───── Provided records
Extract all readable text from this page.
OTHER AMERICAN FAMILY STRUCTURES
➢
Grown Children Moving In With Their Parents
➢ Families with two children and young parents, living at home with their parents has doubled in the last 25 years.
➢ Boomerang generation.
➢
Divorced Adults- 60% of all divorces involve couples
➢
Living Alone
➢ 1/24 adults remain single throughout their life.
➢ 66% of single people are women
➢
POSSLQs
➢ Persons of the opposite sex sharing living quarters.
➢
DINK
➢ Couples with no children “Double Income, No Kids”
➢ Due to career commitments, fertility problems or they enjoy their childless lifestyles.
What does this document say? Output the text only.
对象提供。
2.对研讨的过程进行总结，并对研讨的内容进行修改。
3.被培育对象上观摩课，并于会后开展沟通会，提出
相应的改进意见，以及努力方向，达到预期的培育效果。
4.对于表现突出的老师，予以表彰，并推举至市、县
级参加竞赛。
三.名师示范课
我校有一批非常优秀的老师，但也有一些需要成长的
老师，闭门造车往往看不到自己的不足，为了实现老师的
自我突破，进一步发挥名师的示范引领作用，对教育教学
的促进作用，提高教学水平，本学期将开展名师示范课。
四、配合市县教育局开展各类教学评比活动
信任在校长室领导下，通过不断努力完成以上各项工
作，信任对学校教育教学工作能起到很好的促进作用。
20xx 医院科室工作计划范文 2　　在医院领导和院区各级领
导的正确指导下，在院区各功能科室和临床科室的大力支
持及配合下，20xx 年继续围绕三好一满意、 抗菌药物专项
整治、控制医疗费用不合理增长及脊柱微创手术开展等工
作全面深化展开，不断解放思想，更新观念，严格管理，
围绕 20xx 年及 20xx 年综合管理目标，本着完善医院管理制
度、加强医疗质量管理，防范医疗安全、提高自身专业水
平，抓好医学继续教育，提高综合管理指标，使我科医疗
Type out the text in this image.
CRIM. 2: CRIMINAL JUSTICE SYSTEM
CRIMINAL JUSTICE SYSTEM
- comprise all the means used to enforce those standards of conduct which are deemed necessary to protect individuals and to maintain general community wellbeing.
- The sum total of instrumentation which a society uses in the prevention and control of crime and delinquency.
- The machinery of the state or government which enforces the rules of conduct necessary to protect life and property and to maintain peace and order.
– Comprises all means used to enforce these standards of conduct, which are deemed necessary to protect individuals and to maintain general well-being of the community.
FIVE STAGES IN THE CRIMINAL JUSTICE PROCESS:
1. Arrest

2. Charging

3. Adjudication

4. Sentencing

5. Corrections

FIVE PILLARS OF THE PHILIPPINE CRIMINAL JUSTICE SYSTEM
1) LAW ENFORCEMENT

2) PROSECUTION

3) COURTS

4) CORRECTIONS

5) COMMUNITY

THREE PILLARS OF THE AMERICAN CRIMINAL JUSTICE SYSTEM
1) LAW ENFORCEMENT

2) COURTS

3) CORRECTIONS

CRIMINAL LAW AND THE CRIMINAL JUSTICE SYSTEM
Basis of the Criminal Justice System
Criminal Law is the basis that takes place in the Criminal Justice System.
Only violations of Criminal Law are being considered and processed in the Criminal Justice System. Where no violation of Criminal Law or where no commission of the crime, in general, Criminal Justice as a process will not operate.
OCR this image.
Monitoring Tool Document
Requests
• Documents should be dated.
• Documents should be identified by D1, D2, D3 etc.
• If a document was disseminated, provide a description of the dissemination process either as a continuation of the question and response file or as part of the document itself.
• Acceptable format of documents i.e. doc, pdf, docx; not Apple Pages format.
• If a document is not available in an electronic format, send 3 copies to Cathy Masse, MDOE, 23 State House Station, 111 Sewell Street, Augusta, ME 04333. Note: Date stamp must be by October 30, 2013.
──────────
What you have to do:
Extract the complete listing above, reproducing each line exactly.

Task solution:
Extract all readable text from this page.
OTHER AMERICAN FAMILY STRUCTURES
➢
Grown Children Moving In With Their Parents
➢ Families with two children and young parents, living at home with their parents has doubled in the last 25 years.
➢ Boomerang generation.
➢
Divorced Adults- 60% of all divorces involve couples
➢
Living Alone
➢ 1/24 adults remain single throughout their life.
➢ 66% of single people are women
➢
POSSLQs
➢ Persons of the opposite sex sharing living quarters.
➢
DINK
➢ Couples with no children “Double Income, No Kids”
➢ Due to career commitments, fertility problems or they enjoy their childless lifestyles.
What does this document say? Output the text only.
对象提供。
2.对研讨的过程进行总结，并对研讨的内容进行修改。
3.被培育对象上观摩课，并于会后开展沟通会，提出
相应的改进意见，以及努力方向，达到预期的培育效果。
4.对于表现突出的老师，予以表彰，并推举至市、县
级参加竞赛。
三.名师示范课
我校有一批非常优秀的老师，但也有一些需要成长的
老师，闭门造车往往看不到自己的不足，为了实现老师的
自我突破，进一步发挥名师的示范引领作用，对教育教学
的促进作用，提高教学水平，本学期将开展名师示范课。
四、配合市县教育局开展各类教学评比活动
信任在校长室领导下，通过不断努力完成以上各项工
作，信任对学校教育教学工作能起到很好的促进作用。
20xx 医院科室工作计划范文 2　　在医院领导和院区各级领
导的正确指导下，在院区各功能科室和临床科室的大力支
持及配合下，20xx 年继续围绕三好一满意、 抗菌药物专项
整治、控制医疗费用不合理增长及脊柱微创手术开展等工
作全面深化展开，不断解放思想，更新观念，严格管理，
围绕 20xx 年及 20xx 年综合管理目标，本着完善医院管理制
度、加强医疗质量管理，防范医疗安全、提高自身专业水
平，抓好医学继续教育，提高综合管理指标，使我科医疗
Type out the text in this image.
CRIM. 2: CRIMINAL JUSTICE SYSTEM
CRIMINAL JUSTICE SYSTEM
- comprise all the means used to enforce those standards of conduct which are deemed necessary to protect individuals and to maintain general community wellbeing.
- The sum total of instrumentation which a society uses in the prevention and control of crime and delinquency.
- The machinery of the state or government which enforces the rules of conduct necessary to protect life and property and to maintain peace and order.
– Comprises all means used to enforce these standards of conduct, which are deemed necessary to protect individuals and to maintain general well-being of the community.
FIVE STAGES IN THE CRIMINAL JUSTICE PROCESS:
1. Arrest

2. Charging

3. Adjudication

4. Sentencing

5. Corrections

FIVE PILLARS OF THE PHILIPPINE CRIMINAL JUSTICE SYSTEM
1) LAW ENFORCEMENT

2) PROSECUTION

3) COURTS

4) CORRECTIONS

5) COMMUNITY

THREE PILLARS OF THE AMERICAN CRIMINAL JUSTICE SYSTEM
1) LAW ENFORCEMENT

2) COURTS

3) CORRECTIONS

CRIMINAL LAW AND THE CRIMINAL JUSTICE SYSTEM
Basis of the Criminal Justice System
Criminal Law is the basis that takes place in the Criminal Justice System.
Only violations of Criminal Law are being considered and processed in the Criminal Justice System. Where no violation of Criminal Law or where no commission of the crime, in general, Criminal Justice as a process will not operate.
OCR this image.
Monitoring Tool Document
Requests
• Documents should be dated.
• Documents should be identified by D1, D2, D3 etc.
• If a document was disseminated, provide a description of the dissemination process either as a continuation of the question and response file or as part of the document itself.
• Acceptable format of documents i.e. doc, pdf, docx; not Apple Pages format.
• If a document is not available in an electronic format, send 3 copies to Cathy Masse, MDOE, 23 State House Station, 111 Sewell Street, Augusta, ME 04333. Note: Date stamp must be by October 30, 2013.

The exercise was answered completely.